Charles-Marie BOUTON

Cathédrale de Chartres, le déambulatoire


Charles-Marie BOUTON (Paris, 1781 – Paris, 1853)
Cathédrale de Chartres, le déambulatoire
Huile sur toile d’origine (Haro, 30 rue du Colombier, Faubourg Saint-Germain)
21 x 16 cm
Vers 1832
Oeuvre en rapport : tableau exposé au Salon de 1833, sous le numéro 269, titré Vue de la cathédrale de Chartres, commandé par le Ministère de la Maison du Roi, pour lequel notre œuvre est préparatoire


Considéré comme l’un des premiers artistes ayant entrepris la réhabilitation de l’art du moyen-âge et de l’art gothique, avec notamment ses vues du musée des Monuments Français créé par Alexandre Lenoir, Bouton fréquenta l’atelier de David et de Jean-Victor Bertin. Mais c’est en tant qu’élève de Pierre Prévost (l’inventeur des « panorama ») qu’il acquière sa science de la perspective, aux côtés d’Etienne Bouhot.

..........

- _OBJECTIF_
Reproduisez à l'identique le passage de la notice sur la vue de la cathédrale de Chartres qui va de « Charles-Marie BOUTON (Paris, 1781 » jusqu'à « Colombier, Faubourg Saint-Germain) » inclus.

- _DONNÉES AFFICHÉES_
..........

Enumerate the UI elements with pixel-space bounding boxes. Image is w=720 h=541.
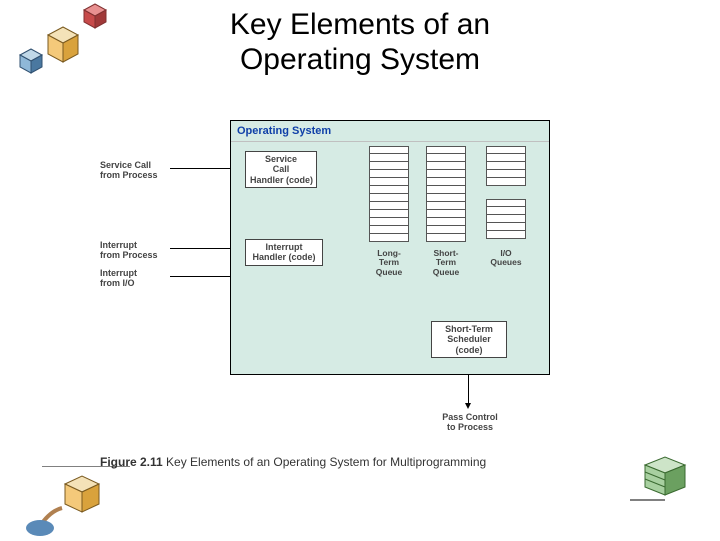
queue-short-term <box>426 146 466 242</box>
title-line-2: Operating System <box>240 43 480 76</box>
figure-caption-text: Key Elements of an Operating System for … <box>163 455 486 469</box>
decor-cubes-tl <box>8 0 118 80</box>
queue-io-2 <box>486 199 526 239</box>
box-short-term-scheduler: Short-Term Scheduler (code) <box>431 321 507 358</box>
figure-number: Figure 2.11 <box>100 455 163 469</box>
queue-io <box>486 146 526 186</box>
cube-blue-icon <box>14 45 48 79</box>
os-diagram: Service Call from Process Interrupt from… <box>100 120 620 480</box>
label-io-queues: I/O Queues <box>481 249 531 268</box>
box-interrupt-handler: Interrupt Handler (code) <box>245 239 323 266</box>
figure-caption: Figure 2.11 Key Elements of an Operating… <box>100 455 486 469</box>
label-service-call: Service Call from Process <box>100 160 158 181</box>
cube-red-icon <box>78 0 112 34</box>
label-interrupt-process: Interrupt from Process <box>100 240 158 261</box>
label-short-term-queue: Short- Term Queue <box>421 249 471 277</box>
os-box-title: Operating System <box>231 121 549 142</box>
box-service-call-handler: Service Call Handler (code) <box>245 151 317 188</box>
decor-cubes-br <box>630 450 700 505</box>
title-line-1: Key Elements of an <box>230 8 490 41</box>
label-pass-control: Pass Control to Process <box>440 412 500 433</box>
os-container: Operating System Service Call Handler (c… <box>230 120 550 375</box>
label-interrupt-io: Interrupt from I/O <box>100 268 137 289</box>
queue-long-term <box>369 146 409 242</box>
label-long-term-queue: Long- Term Queue <box>364 249 414 277</box>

..........

- _SOLUTION_
Charles-Marie BOUTON (Paris, 1781 – Paris, 1853)
Cathédrale de Chartres, le déambulatoire
Huile sur toile d’origine (Haro, 30 rue du Colombier, Faubourg Saint-Germain)